Aim: Copy every record exactly, and keep the pictures out.

Data entries:
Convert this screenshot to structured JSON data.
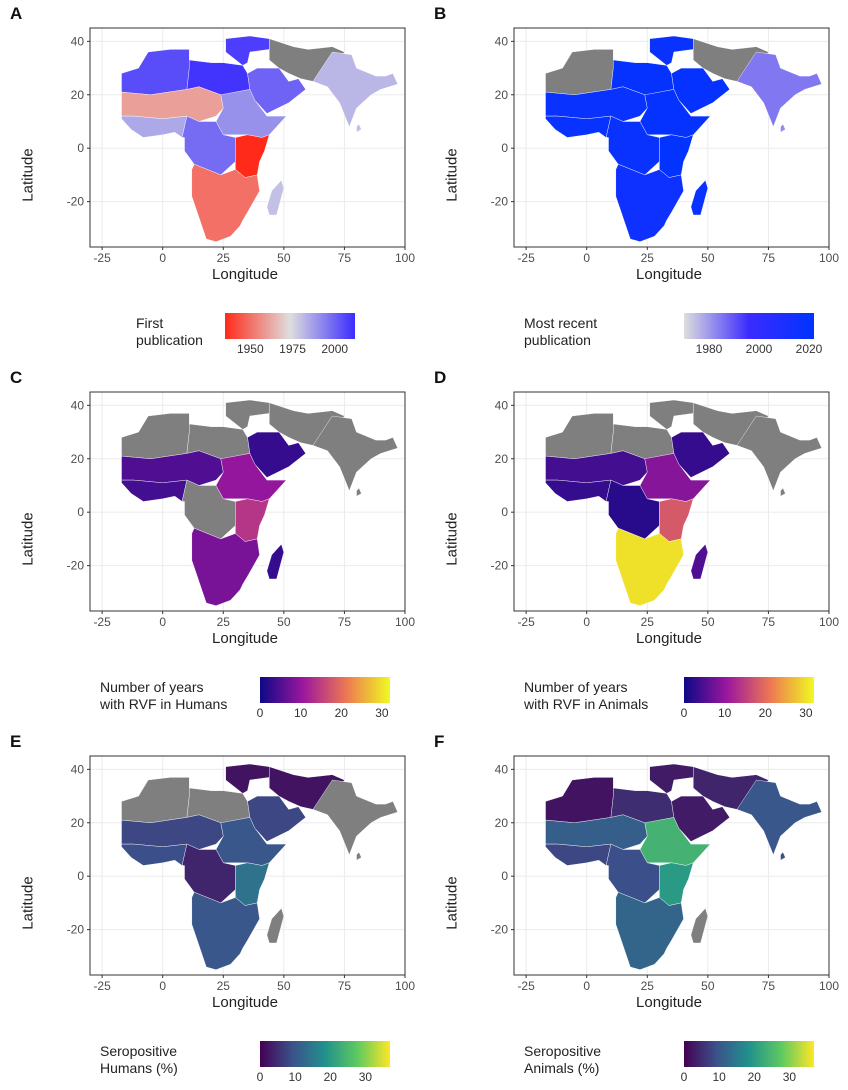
{
  "axes": {
    "x_label": "Longitude",
    "y_label": "Latitude",
    "x_ticks": [
      "-25",
      "0",
      "25",
      "50",
      "75",
      "100"
    ],
    "y_ticks": [
      "40",
      "20",
      "0",
      "-20"
    ],
    "xlim": [
      -30,
      100
    ],
    "ylim": [
      -37,
      45
    ]
  },
  "colors": {
    "panel_bg": "#ffffff",
    "grid": "#ebebeb",
    "border": "#333333",
    "na_gray": "#7f7f7f"
  },
  "chart_data": [
    {
      "type": "choropleth",
      "panel": "A",
      "legend_title": "First\npublication",
      "legend_ticks": [
        "1950",
        "1975",
        "2000"
      ],
      "scale": {
        "min": 1935,
        "max": 2012,
        "colors": [
          "#ff2a1a",
          "#dedede",
          "#3b2bff"
        ]
      }
    },
    {
      "type": "choropleth",
      "panel": "B",
      "legend_title": "Most recent\npublication",
      "legend_ticks": [
        "1980",
        "2000",
        "2020"
      ],
      "scale": {
        "min": 1970,
        "max": 2022,
        "colors": [
          "#dedede",
          "#3b2bff",
          "#0033ff"
        ]
      }
    },
    {
      "type": "choropleth",
      "panel": "C",
      "legend_title": "Number of years\nwith RVF in Humans",
      "legend_ticks": [
        "0",
        "10",
        "20",
        "30"
      ],
      "scale": {
        "min": 0,
        "max": 32,
        "colors": [
          "#0d0887",
          "#9c179e",
          "#ed7953",
          "#f0f921"
        ]
      }
    },
    {
      "type": "choropleth",
      "panel": "D",
      "legend_title": "Number of years\nwith RVF in Animals",
      "legend_ticks": [
        "0",
        "10",
        "20",
        "30"
      ],
      "scale": {
        "min": 0,
        "max": 32,
        "colors": [
          "#0d0887",
          "#9c179e",
          "#ed7953",
          "#f0f921"
        ]
      }
    },
    {
      "type": "choropleth",
      "panel": "E",
      "legend_title": "Seropositive\nHumans (%)",
      "legend_ticks": [
        "0",
        "10",
        "20",
        "30"
      ],
      "scale": {
        "min": 0,
        "max": 37,
        "colors": [
          "#440154",
          "#3b528b",
          "#21918c",
          "#5ec962",
          "#fde725"
        ]
      }
    },
    {
      "type": "choropleth",
      "panel": "F",
      "legend_title": "Seropositive\nAnimals (%)",
      "legend_ticks": [
        "0",
        "10",
        "20",
        "30"
      ],
      "scale": {
        "min": 0,
        "max": 37,
        "colors": [
          "#440154",
          "#3b528b",
          "#21918c",
          "#5ec962",
          "#fde725"
        ]
      }
    }
  ]
}
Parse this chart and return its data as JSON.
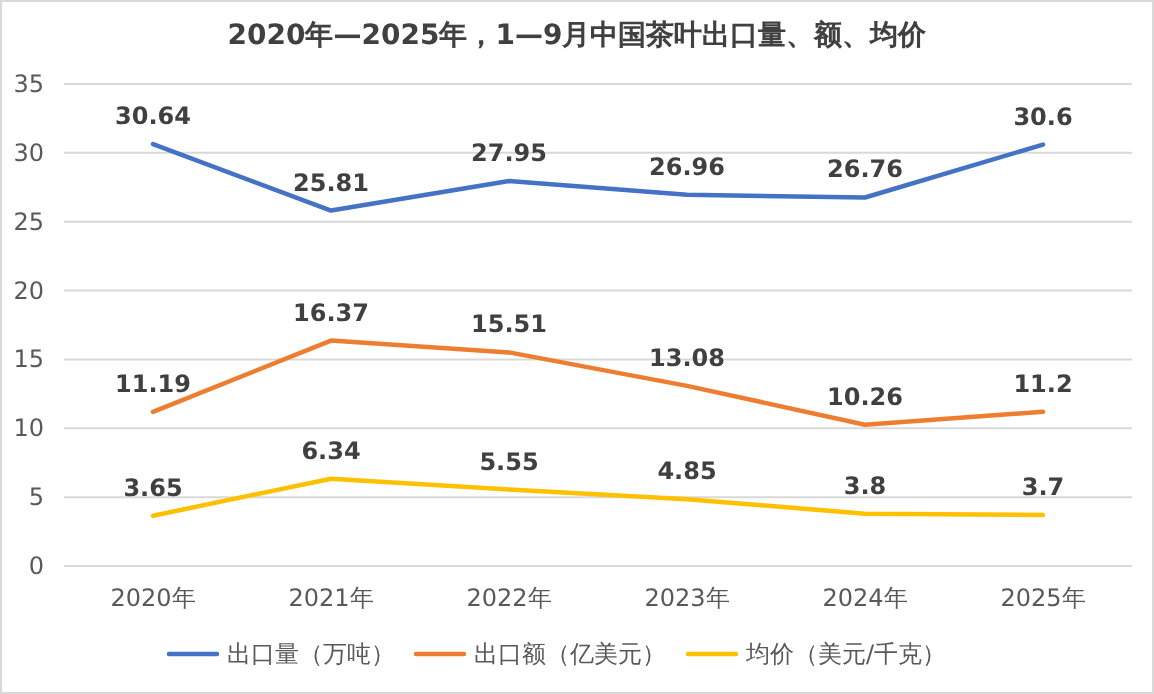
{
  "chart_data": {
    "type": "line",
    "title": "2020年—2025年，1—9月中国茶叶出口量、额、均价",
    "categories": [
      "2020年",
      "2021年",
      "2022年",
      "2023年",
      "2024年",
      "2025年"
    ],
    "series": [
      {
        "name": "出口量（万吨）",
        "color": "#4472c4",
        "values": [
          30.64,
          25.81,
          27.95,
          26.96,
          26.76,
          30.6
        ]
      },
      {
        "name": "出口额（亿美元）",
        "color": "#ed7d31",
        "values": [
          11.19,
          16.37,
          15.51,
          13.08,
          10.26,
          11.2
        ]
      },
      {
        "name": "均价（美元/千克）",
        "color": "#ffc000",
        "values": [
          3.65,
          6.34,
          5.55,
          4.85,
          3.8,
          3.7
        ]
      }
    ],
    "ylim": [
      0,
      35
    ],
    "yticks": [
      0,
      5,
      10,
      15,
      20,
      25,
      30,
      35
    ],
    "grid": "y",
    "legend": "bottom",
    "data_labels": true,
    "marker": "none",
    "line_style": "solid"
  }
}
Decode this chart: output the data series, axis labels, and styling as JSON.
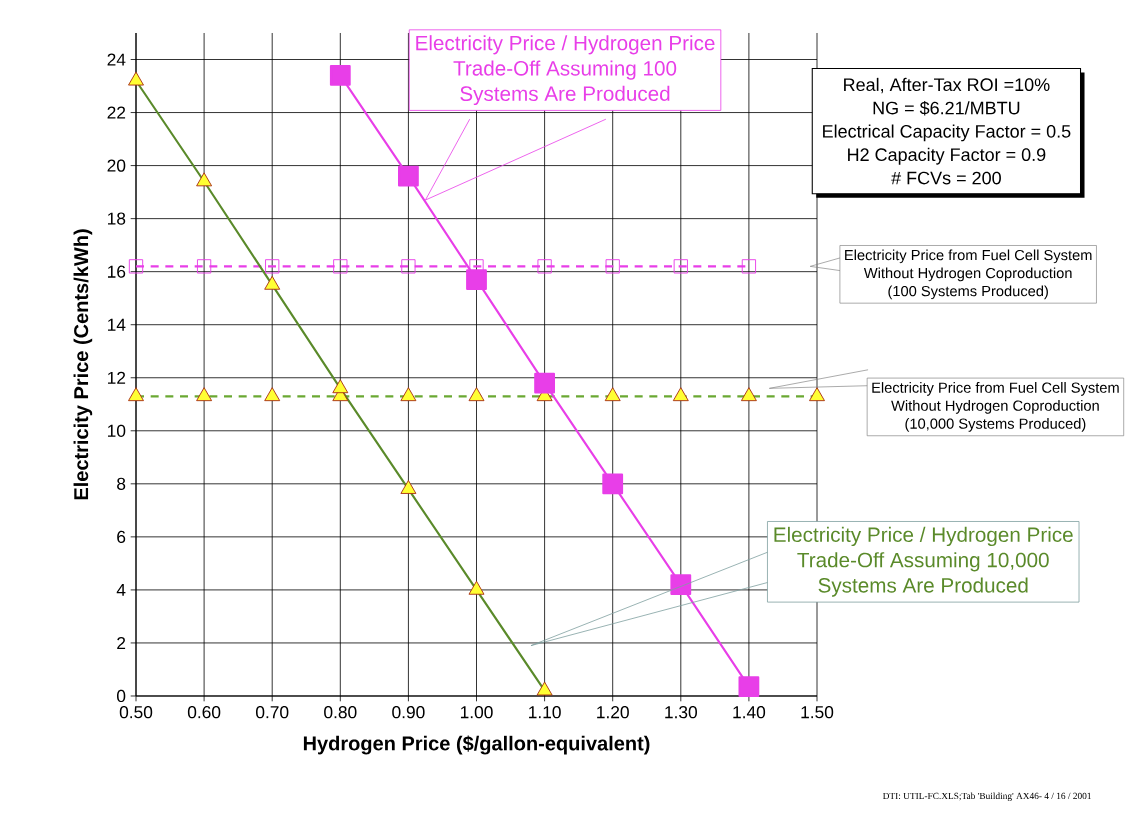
{
  "chart_data": {
    "type": "line",
    "xlabel": "Hydrogen Price ($/gallon-equivalent)",
    "ylabel": "Electricity Price (Cents/kWh)",
    "xlim": [
      0.5,
      1.5
    ],
    "ylim": [
      0,
      25
    ],
    "xticks": [
      {
        "value": 0.5,
        "label": "0.50"
      },
      {
        "value": 0.6,
        "label": "0.60"
      },
      {
        "value": 0.7,
        "label": "0.70"
      },
      {
        "value": 0.8,
        "label": "0.80"
      },
      {
        "value": 0.9,
        "label": "0.90"
      },
      {
        "value": 1.0,
        "label": "1.00"
      },
      {
        "value": 1.1,
        "label": "1.10"
      },
      {
        "value": 1.2,
        "label": "1.20"
      },
      {
        "value": 1.3,
        "label": "1.30"
      },
      {
        "value": 1.4,
        "label": "1.40"
      },
      {
        "value": 1.5,
        "label": "1.50"
      }
    ],
    "yticks": [
      0,
      2,
      4,
      6,
      8,
      10,
      12,
      14,
      16,
      18,
      20,
      22,
      24
    ],
    "grid": true,
    "series": [
      {
        "color": "#5a8a2a",
        "marker": "triangle",
        "line_style": "solid",
        "x": [
          0.5,
          0.6,
          0.7,
          0.8,
          0.9,
          1.0,
          1.1
        ],
        "values": [
          23.2,
          19.4,
          15.5,
          11.6,
          7.8,
          4.0,
          0.2
        ]
      },
      {
        "color": "#e83ee8",
        "marker": "square",
        "line_style": "solid",
        "x": [
          0.8,
          0.9,
          1.0,
          1.1,
          1.2,
          1.3,
          1.4
        ],
        "values": [
          23.4,
          19.6,
          15.7,
          11.8,
          8.0,
          4.2,
          0.35
        ]
      },
      {
        "color": "#e83ee8",
        "marker": "square",
        "line_style": "dashed",
        "x": [
          0.5,
          0.6,
          0.7,
          0.8,
          0.9,
          1.0,
          1.1,
          1.2,
          1.3,
          1.4
        ],
        "values": [
          16.2,
          16.2,
          16.2,
          16.2,
          16.2,
          16.2,
          16.2,
          16.2,
          16.2,
          16.2
        ]
      },
      {
        "color": "#6aa832",
        "marker": "triangle",
        "line_style": "dashed",
        "x": [
          0.5,
          0.6,
          0.7,
          0.8,
          0.9,
          1.0,
          1.1,
          1.2,
          1.3,
          1.4,
          1.5
        ],
        "values": [
          11.3,
          11.3,
          11.3,
          11.3,
          11.3,
          11.3,
          11.3,
          11.3,
          11.3,
          11.3,
          11.3
        ]
      }
    ],
    "annotations": [
      "Electricity Price / Hydrogen Price",
      "Trade-Off Assuming 100",
      "Systems Are Produced",
      "Real, After-Tax ROI =10%",
      "NG = $6.21/MBTU",
      "Electrical Capacity Factor = 0.5",
      "H2 Capacity Factor = 0.9",
      "# FCVs = 200",
      "Electricity Price from Fuel Cell System",
      "Without Hydrogen Coproduction",
      "(100 Systems Produced)",
      "Electricity Price from Fuel Cell System",
      "Without Hydrogen Coproduction",
      "(10,000 Systems Produced)",
      "Electricity Price / Hydrogen Price",
      "Trade-Off Assuming 10,000",
      "Systems Are Produced",
      "DTI: UTIL-FC.XLS;Tab 'Building' AX46- 4 / 16 / 2001"
    ]
  }
}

Complete answer:
Convert this screenshot to structured JSON data.
{
  "axes": {
    "x_label": "Longitude",
    "y_label": "Latitude",
    "x_ticks": [
      "-25",
      "0",
      "25",
      "50",
      "75",
      "100"
    ],
    "y_ticks": [
      "40",
      "20",
      "0",
      "-20"
    ],
    "xlim": [
      -30,
      100
    ],
    "ylim": [
      -37,
      45
    ]
  },
  "colors": {
    "panel_bg": "#ffffff",
    "grid": "#ebebeb",
    "border": "#333333",
    "na_gray": "#7f7f7f"
  },
  "chart_data": [
    {
      "type": "choropleth",
      "panel": "A",
      "legend_title": "First\npublication",
      "legend_ticks": [
        "1950",
        "1975",
        "2000"
      ],
      "scale": {
        "min": 1935,
        "max": 2012,
        "colors": [
          "#ff2a1a",
          "#dedede",
          "#3b2bff"
        ]
      }
    },
    {
      "type": "choropleth",
      "panel": "B",
      "legend_title": "Most recent\npublication",
      "legend_ticks": [
        "1980",
        "2000",
        "2020"
      ],
      "scale": {
        "min": 1970,
        "max": 2022,
        "colors": [
          "#dedede",
          "#3b2bff",
          "#0033ff"
        ]
      }
    },
    {
      "type": "choropleth",
      "panel": "C",
      "legend_title": "Number of years\nwith RVF in Humans",
      "legend_ticks": [
        "0",
        "10",
        "20",
        "30"
      ],
      "scale": {
        "min": 0,
        "max": 32,
        "colors": [
          "#0d0887",
          "#9c179e",
          "#ed7953",
          "#f0f921"
        ]
      }
    },
    {
      "type": "choropleth",
      "panel": "D",
      "legend_title": "Number of years\nwith RVF in Animals",
      "legend_ticks": [
        "0",
        "10",
        "20",
        "30"
      ],
      "scale": {
        "min": 0,
        "max": 32,
        "colors": [
          "#0d0887",
          "#9c179e",
          "#ed7953",
          "#f0f921"
        ]
      }
    },
    {
      "type": "choropleth",
      "panel": "E",
      "legend_title": "Seropositive\nHumans (%)",
      "legend_ticks": [
        "0",
        "10",
        "20",
        "30"
      ],
      "scale": {
        "min": 0,
        "max": 37,
        "colors": [
          "#440154",
          "#3b528b",
          "#21918c",
          "#5ec962",
          "#fde725"
        ]
      }
    },
    {
      "type": "choropleth",
      "panel": "F",
      "legend_title": "Seropositive\nAnimals (%)",
      "legend_ticks": [
        "0",
        "10",
        "20",
        "30"
      ],
      "scale": {
        "min": 0,
        "max": 37,
        "colors": [
          "#440154",
          "#3b528b",
          "#21918c",
          "#5ec962",
          "#fde725"
        ]
      }
    }
  ]
}
Parse this chart and return its data as JSON.
{
  "chart_data": {
    "type": "line",
    "title": "2020年—2025年，1—9月中国茶叶出口量、额、均价",
    "categories": [
      "2020年",
      "2021年",
      "2022年",
      "2023年",
      "2024年",
      "2025年"
    ],
    "series": [
      {
        "name": "出口量（万吨）",
        "color": "#4472c4",
        "values": [
          30.64,
          25.81,
          27.95,
          26.96,
          26.76,
          30.6
        ]
      },
      {
        "name": "出口额（亿美元）",
        "color": "#ed7d31",
        "values": [
          11.19,
          16.37,
          15.51,
          13.08,
          10.26,
          11.2
        ]
      },
      {
        "name": "均价（美元/千克）",
        "color": "#ffc000",
        "values": [
          3.65,
          6.34,
          5.55,
          4.85,
          3.8,
          3.7
        ]
      }
    ],
    "ylim": [
      0,
      35
    ],
    "yticks": [
      0,
      5,
      10,
      15,
      20,
      25,
      30,
      35
    ],
    "grid": "y",
    "legend": "bottom",
    "data_labels": true,
    "marker": "none",
    "line_style": "solid"
  }
}
Decode this chart: output the data series, axis labels, and styling as JSON.
{
  "chart_data": {
    "type": "line",
    "xlabel": "Hydrogen Price ($/gallon-equivalent)",
    "ylabel": "Electricity Price (Cents/kWh)",
    "xlim": [
      0.5,
      1.5
    ],
    "ylim": [
      0,
      25
    ],
    "xticks": [
      {
        "value": 0.5,
        "label": "0.50"
      },
      {
        "value": 0.6,
        "label": "0.60"
      },
      {
        "value": 0.7,
        "label": "0.70"
      },
      {
        "value": 0.8,
        "label": "0.80"
      },
      {
        "value": 0.9,
        "label": "0.90"
      },
      {
        "value": 1.0,
        "label": "1.00"
      },
      {
        "value": 1.1,
        "label": "1.10"
      },
      {
        "value": 1.2,
        "label": "1.20"
      },
      {
        "value": 1.3,
        "label": "1.30"
      },
      {
        "value": 1.4,
        "label": "1.40"
      },
      {
        "value": 1.5,
        "label": "1.50"
      }
    ],
    "yticks": [
      0,
      2,
      4,
      6,
      8,
      10,
      12,
      14,
      16,
      18,
      20,
      22,
      24
    ],
    "grid": true,
    "series": [
      {
        "color": "#5a8a2a",
        "marker": "triangle",
        "line_style": "solid",
        "x": [
          0.5,
          0.6,
          0.7,
          0.8,
          0.9,
          1.0,
          1.1
        ],
        "values": [
          23.2,
          19.4,
          15.5,
          11.6,
          7.8,
          4.0,
          0.2
        ]
      },
      {
        "color": "#e83ee8",
        "marker": "square",
        "line_style": "solid",
        "x": [
          0.8,
          0.9,
          1.0,
          1.1,
          1.2,
          1.3,
          1.4
        ],
        "values": [
          23.4,
          19.6,
          15.7,
          11.8,
          8.0,
          4.2,
          0.35
        ]
      },
      {
        "color": "#e83ee8",
        "marker": "square",
        "line_style": "dashed",
        "x": [
          0.5,
          0.6,
          0.7,
          0.8,
          0.9,
          1.0,
          1.1,
          1.2,
          1.3,
          1.4
        ],
        "values": [
          16.2,
          16.2,
          16.2,
          16.2,
          16.2,
          16.2,
          16.2,
          16.2,
          16.2,
          16.2
        ]
      },
      {
        "color": "#6aa832",
        "marker": "triangle",
        "line_style": "dashed",
        "x": [
          0.5,
          0.6,
          0.7,
          0.8,
          0.9,
          1.0,
          1.1,
          1.2,
          1.3,
          1.4,
          1.5
        ],
        "values": [
          11.3,
          11.3,
          11.3,
          11.3,
          11.3,
          11.3,
          11.3,
          11.3,
          11.3,
          11.3,
          11.3
        ]
      }
    ],
    "annotations": [
      "Electricity Price / Hydrogen Price",
      "Trade-Off Assuming 100",
      "Systems Are Produced",
      "Real, After-Tax ROI =10%",
      "NG = $6.21/MBTU",
      "Electrical Capacity Factor = 0.5",
      "H2 Capacity Factor = 0.9",
      "# FCVs = 200",
      "Electricity Price from Fuel Cell System",
      "Without Hydrogen Coproduction",
      "(100 Systems Produced)",
      "Electricity Price from Fuel Cell System",
      "Without Hydrogen Coproduction",
      "(10,000 Systems Produced)",
      "Electricity Price / Hydrogen Price",
      "Trade-Off Assuming 10,000",
      "Systems Are Produced",
      "DTI: UTIL-FC.XLS;Tab 'Building' AX46- 4 / 16 / 2001"
    ]
  }
}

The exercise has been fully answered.